**Raw records:**
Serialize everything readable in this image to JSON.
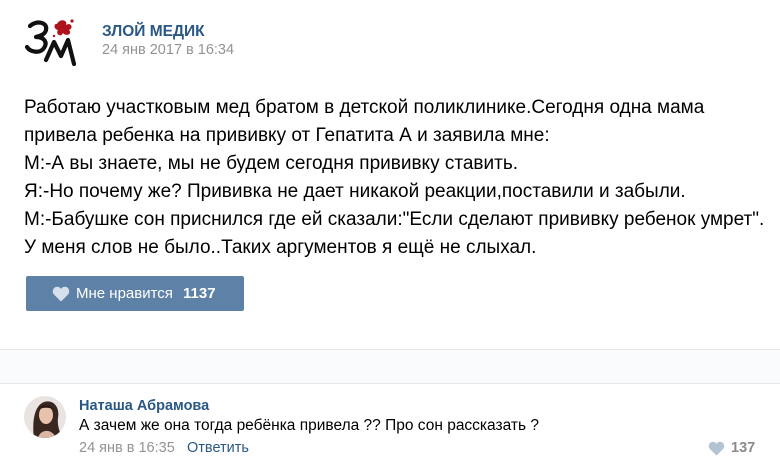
{
  "post": {
    "group_name": "ЗЛОЙ МЕДИК",
    "date": "24 янв 2017 в 16:34",
    "logo_text": "ЗМ",
    "text_lines": [
      "Работаю участковым мед братом в детской поликлинике.Сегодня одна мама",
      "привела ребенка на прививку от Гепатита А и заявила мне:",
      "М:-А вы знаете, мы не будем сегодня прививку ставить.",
      "Я:-Но почему же? Прививка не дает никакой реакции,поставили и забыли.",
      "М:-Бабушке сон приснился где ей сказали:\"Если сделают прививку ребенок умрет\".",
      "У меня слов не было..Таких аргументов я ещё не слыхал."
    ],
    "like_label": "Мне нравится",
    "like_count": "1137"
  },
  "comment": {
    "author": "Наташа Абрамова",
    "text": "А зачем же она тогда ребёнка привела ?? Про сон рассказать ?",
    "date": "24 янв в 16:35",
    "reply_label": "Ответить",
    "like_count": "137"
  },
  "icons": {
    "like": "heart-icon",
    "comment_like": "heart-icon"
  },
  "colors": {
    "link": "#2a5885",
    "button": "#5e81a8",
    "muted": "#939393",
    "logo_splash": "#b0121b"
  }
}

**Given task:**
Are you able to set down all the lines above exactly, without any pictures?

**Response:**
Serialize everything readable in this image to JSON.
{
  "post": {
    "group_name": "ЗЛОЙ МЕДИК",
    "date": "24 янв 2017 в 16:34",
    "logo_text": "ЗМ",
    "text_lines": [
      "Работаю участковым мед братом в детской поликлинике.Сегодня одна мама",
      "привела ребенка на прививку от Гепатита А и заявила мне:",
      "М:-А вы знаете, мы не будем сегодня прививку ставить.",
      "Я:-Но почему же? Прививка не дает никакой реакции,поставили и забыли.",
      "М:-Бабушке сон приснился где ей сказали:\"Если сделают прививку ребенок умрет\".",
      "У меня слов не было..Таких аргументов я ещё не слыхал."
    ],
    "like_label": "Мне нравится",
    "like_count": "1137"
  },
  "comment": {
    "author": "Наташа Абрамова",
    "text": "А зачем же она тогда ребёнка привела ?? Про сон рассказать ?",
    "date": "24 янв в 16:35",
    "reply_label": "Ответить",
    "like_count": "137"
  },
  "icons": {
    "like": "heart-icon",
    "comment_like": "heart-icon"
  },
  "colors": {
    "link": "#2a5885",
    "button": "#5e81a8",
    "muted": "#939393",
    "logo_splash": "#b0121b"
  }
}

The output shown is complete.